**Kutipan**

----------

Homili 14 Juli 2022

Hari Kamis, Pekan Biasa ke-XV
Yes. 26:7-9,12,16-19
Mzm. 102:13-14ab,15,16-18,19-21
Mat. 11:28-30

Beban terlalu berat!

Saya memulai hari baru ini dengan membaca sebuah pesan dari seorang sahabat: “Romo saya merasa beban saya terlalu berat dan saya pingin mengakhiri hidup ini.” Tentu saja perkataan ini mengagetkan saya karena sahabat yang saya kenal ini sangat terbuka, suka bergaul, riang gembira. Ternyata dia masih menyimpan penderitaan tertentu yang dianggapnya sebagai beban dalam hidupnya. Banyak orang menginginkan jalan pintas untuk keluar dari beban hidup dengan mengakhiri hidupnya secara tidak wajar. Mungkin bagi mereka itu cara terbaik padahal bukanlah demikian. Tuhan tidak menghendaki seperti itu. Hidup adalah anugerah Tuhan yang harus diperhatikan dan dipertanggungjawabkan di akhirat. Saya berusaha untuk berbicara dengannya dan berjanji untuk mendoakannya. Saya merasa yakin bahwa banyak orang sedang memikirkan jalan pintas seperti itu. Mari kita berusaha untuk menjaga dan merawat kehidupan.

Saya mengingat kembali Sophocles (496 SM – 406 SM), filsuf Yunani ini pernah mengatakan bahwa ada satu kata yang membebaskan kita dari beban dan penderitaan hidup. Kata itu adalah cinta. Saya sepakat dengan perkataan Sophocles ini. Setiap orang pasti memiliki beban hidup, luka yang menghasilkan bekas luka, sayatan-sayatan dalam bathin. Namun demikian kita mesti tetap percaya pada cinta, karena hanya dengan cinta maka manusia bisa menjadi pribadi yang merdeka. Cinta bagi kita adalah jati diri dari Tuhan sendiri. Dimana ada cinta maka Tuhan hadir di sana. Di mana ada cinta maka Tuhanlah yang akan membebaskan kita dari seribu satu beban hidup. Saya juga mengenang kembali sosok Mahatma Gandhi (1869-1948). Politikus India ini pernah berkata: “Kebencian selalu membunuh, cinta tidak pernah mati, itulah yang membedakan antara keduanya. Apa yang diperoleh cinta, akan selalu abadi. Apa yang diperoleh benci, akan menjadi beban hidup karena ia akan melahirkan banyak kebencian baru.” Cinta membahagiakan, benci menjadi beban dalam hidup. Maka apa untungnya anda membenci sesama? Gantilah benci dengan cinta kepada sesamamu.

----------

**Data mentah**
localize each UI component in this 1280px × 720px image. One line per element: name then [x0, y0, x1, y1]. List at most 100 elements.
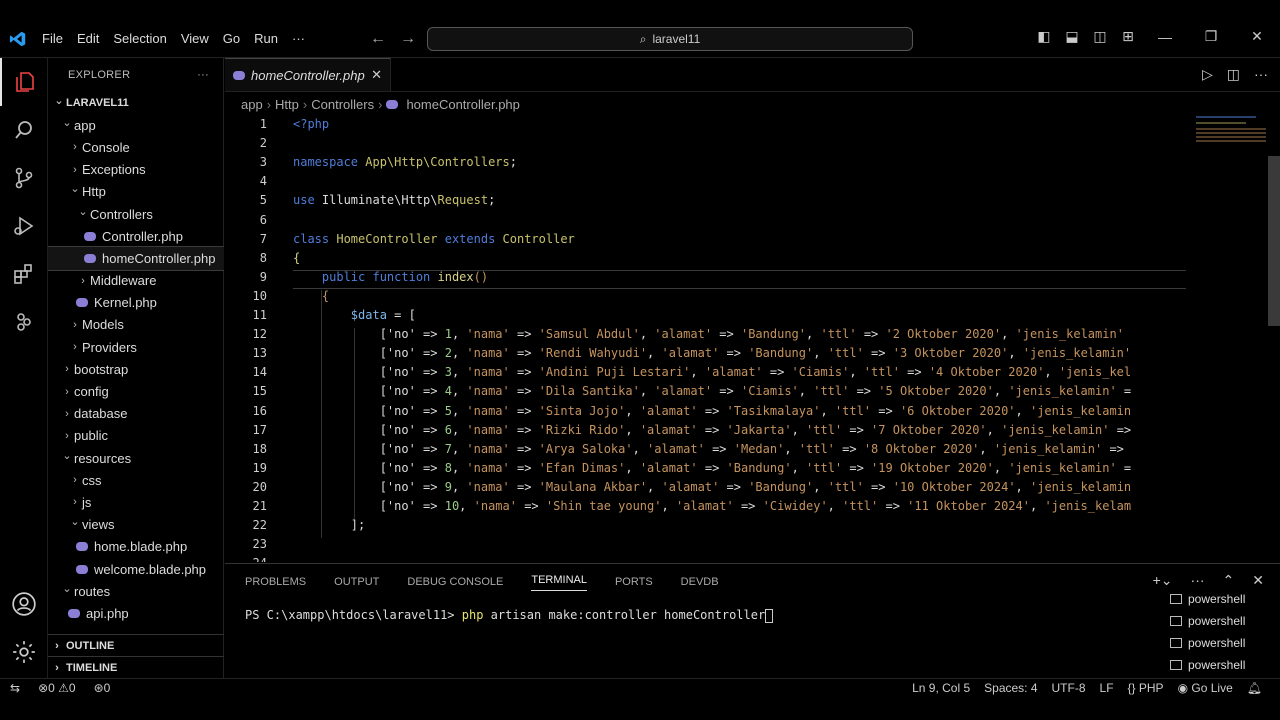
more-actions-icon[interactable]: ··· — [1191, 572, 1205, 589]
tree-folder[interactable]: › bootstrap — [48, 358, 224, 380]
outline-section[interactable]: › OUTLINE — [48, 634, 224, 656]
problems-indicator[interactable]: ⊗0 ⚠0 — [38, 681, 76, 695]
toggle-secondary-sidebar-icon[interactable]: ◫ — [1086, 28, 1114, 45]
panel-tab[interactable]: DEBUG CONSOLE — [407, 576, 503, 588]
menu-item[interactable]: View — [181, 31, 209, 46]
search-view-icon[interactable] — [0, 106, 48, 154]
tree-folder[interactable]: › Exceptions — [48, 159, 224, 181]
back-arrow-icon[interactable]: ← — [370, 30, 386, 48]
more-actions-icon[interactable]: ··· — [197, 69, 209, 81]
go-live-button[interactable]: ◉ Go Live — [1178, 681, 1233, 695]
forward-arrow-icon[interactable]: → — [400, 30, 416, 48]
menu-item[interactable]: ··· — [292, 31, 305, 46]
code-token: , — [451, 384, 467, 399]
tree-folder[interactable]: ⌄ Http — [48, 181, 224, 203]
ports-indicator[interactable]: ⊛0 — [94, 681, 111, 695]
terminal-output[interactable]: PS C:\xampp\htdocs\laravel11> php artisa… — [245, 608, 774, 623]
terminal-instance-label: powershell — [1188, 658, 1246, 672]
tree-item-label: Providers — [82, 339, 137, 355]
code-token: , — [979, 441, 994, 456]
tree-folder[interactable]: ⌄ app — [48, 114, 224, 136]
cursor-position[interactable]: Ln 9, Col 5 — [912, 681, 970, 695]
minimap[interactable] — [1190, 116, 1280, 562]
tree-folder[interactable]: › Middleware — [48, 270, 224, 292]
end-of-line[interactable]: LF — [1100, 681, 1114, 695]
tree-file[interactable]: Kernel.php — [48, 292, 224, 314]
language-mode[interactable]: {} PHP — [1128, 681, 1164, 695]
tree-folder[interactable]: ⌄ routes — [48, 580, 224, 602]
extensions-icon[interactable] — [0, 250, 48, 298]
maximize-panel-icon[interactable]: ⌃ — [1223, 572, 1235, 589]
menu-item[interactable]: Selection — [113, 31, 166, 46]
tree-folder[interactable]: › Models — [48, 314, 224, 336]
terminal-instance[interactable]: powershell — [1162, 588, 1274, 610]
explorer-icon[interactable] — [0, 58, 48, 106]
panel-tab[interactable]: OUTPUT — [334, 576, 379, 588]
tree-folder[interactable]: › js — [48, 491, 224, 513]
tree-folder[interactable]: ⌄ LARAVEL11 — [48, 92, 224, 114]
command-center-search[interactable]: ⌕ laravel11 — [427, 27, 913, 51]
tree-folder[interactable]: › css — [48, 469, 224, 491]
remote-indicator-icon[interactable]: ⇆ — [10, 681, 20, 695]
breadcrumb-item[interactable]: Http — [275, 97, 299, 112]
breadcrumb-item[interactable]: Controllers — [311, 97, 374, 112]
toggle-primary-sidebar-icon[interactable]: ◧ — [1030, 28, 1058, 45]
run-debug-icon[interactable] — [0, 202, 48, 250]
tree-file[interactable]: api.php — [48, 602, 224, 624]
source-control-icon[interactable] — [0, 154, 48, 202]
panel-tab[interactable]: PROBLEMS — [245, 576, 306, 588]
tree-file[interactable]: welcome.blade.php — [48, 558, 224, 580]
tree-file[interactable]: Controller.php — [48, 225, 224, 247]
toggle-panel-icon[interactable]: ⬓ — [1058, 28, 1086, 45]
accounts-icon[interactable] — [0, 580, 48, 628]
broadcast-icon: ◉ — [1177, 681, 1189, 695]
code-token: 'Rizki Rido' — [538, 422, 626, 437]
close-tab-icon[interactable]: ✕ — [371, 67, 382, 83]
settings-gear-icon[interactable] — [0, 628, 48, 676]
terminal-instance[interactable]: powershell — [1162, 610, 1274, 632]
menu-item[interactable]: Go — [223, 31, 240, 46]
tree-folder[interactable]: › Console — [48, 136, 224, 158]
panel-tab[interactable]: TERMINAL — [531, 574, 587, 591]
close-panel-icon[interactable]: ✕ — [1252, 572, 1264, 589]
terminal-instance[interactable]: powershell — [1162, 632, 1274, 654]
remote-explorer-icon[interactable] — [0, 298, 48, 346]
encoding[interactable]: UTF-8 — [1052, 681, 1086, 695]
tree-folder[interactable]: › Providers — [48, 336, 224, 358]
tree-folder[interactable]: › database — [48, 403, 224, 425]
customize-layout-icon[interactable]: ⊞ — [1114, 28, 1142, 45]
tree-item-label: css — [82, 472, 102, 488]
split-editor-icon[interactable]: ◫ — [1227, 66, 1240, 83]
new-terminal-icon[interactable]: +⌄ — [1153, 572, 1173, 589]
panel-tab[interactable]: PORTS — [615, 576, 653, 588]
code-editor[interactable]: 1 <?php 2 3 namespace App\Http\Controllers; … — [225, 116, 1265, 562]
minimize-button[interactable]: — — [1142, 29, 1188, 45]
tree-folder[interactable]: ⌄ resources — [48, 447, 224, 469]
code-token: => — [509, 403, 539, 418]
run-icon[interactable]: ▷ — [1202, 66, 1213, 83]
breadcrumb-item[interactable]: app — [241, 97, 263, 112]
tree-folder[interactable]: ⌄ views — [48, 514, 224, 536]
line-number: 2 — [259, 136, 267, 151]
menu-item[interactable]: File — [42, 31, 63, 46]
menu-item[interactable]: Run — [254, 31, 278, 46]
code-token: 'Ciamis' — [740, 384, 799, 399]
tree-file[interactable]: home.blade.php — [48, 536, 224, 558]
breadcrumb-item[interactable]: homeController.php — [406, 97, 519, 112]
restore-button[interactable]: ❐ — [1188, 28, 1234, 45]
vertical-scrollbar[interactable] — [1268, 156, 1280, 326]
close-window-button[interactable]: ✕ — [1234, 28, 1280, 45]
tree-folder[interactable]: ⌄ Controllers — [48, 203, 224, 225]
timeline-section[interactable]: › TIMELINE — [48, 656, 224, 678]
tree-folder[interactable]: › config — [48, 380, 224, 402]
panel-tab[interactable]: DEVDB — [681, 576, 719, 588]
terminal-instance[interactable]: powershell — [1162, 654, 1274, 676]
tab-homecontroller[interactable]: homeController.php ✕ — [225, 58, 391, 91]
tree-folder[interactable]: › public — [48, 425, 224, 447]
tree-file[interactable]: homeController.php — [48, 246, 224, 271]
notifications-icon[interactable]: 🔔︎ — [1247, 681, 1262, 695]
more-actions-icon[interactable]: ··· — [1254, 66, 1268, 83]
menu-item[interactable]: Edit — [77, 31, 99, 46]
indentation[interactable]: Spaces: 4 — [984, 681, 1037, 695]
code-token: , — [993, 460, 1009, 475]
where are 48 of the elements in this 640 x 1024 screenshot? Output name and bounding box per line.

----------

**Tugas singkat 1**
Tuliskan kembali bagian homili dari "Saya memulai hari" sampai "dan merawat kehidupan.", persis seperti dalam teks.
**Tugas singkat 2**
Ringkaslah homili itu dalam dua kalimat.

**Jawaban yang diharapkan 1**
Saya memulai hari baru ini dengan membaca sebuah pesan dari seorang sahabat: “Romo saya merasa beban saya terlalu berat dan saya pingin mengakhiri hidup ini.” Tentu saja perkataan ini mengagetkan saya karena sahabat yang saya kenal ini sangat terbuka, suka bergaul, riang gembira. Ternyata dia masih menyimpan penderitaan tertentu yang dianggapnya sebagai beban dalam hidupnya. Banyak orang menginginkan jalan pintas untuk keluar dari beban hidup dengan mengakhiri hidupnya secara tidak wajar. Mungkin bagi mereka itu cara terbaik padahal bukanlah demikian. Tuhan tidak menghendaki seperti itu. Hidup adalah anugerah Tuhan yang harus diperhatikan dan dipertanggungjawabkan di akhirat. Saya berusaha untuk berbicara dengannya dan berjanji untuk mendoakannya. Saya merasa yakin bahwa banyak orang sedang memikirkan jalan pintas seperti itu. Mari kita berusaha untuk menjaga dan merawat kehidupan.

**Jawaban yang diharapkan 2**
Penulis terkejut ketika seorang sahabat yang dikenalnya terbuka dan riang gembira mengaku bebannya terlalu berat hingga ingin mengakhiri hidup, lalu ia menegaskan bahwa hidup adalah anugerah Tuhan yang harus dijaga dan dirawat. Dengan mengutip Sophocles dan Mahatma Gandhi, ia mengajak pembaca percaya pada cinta yang membebaskan dari beban hidup dan mengganti kebencian kepada sesama dengan cinta.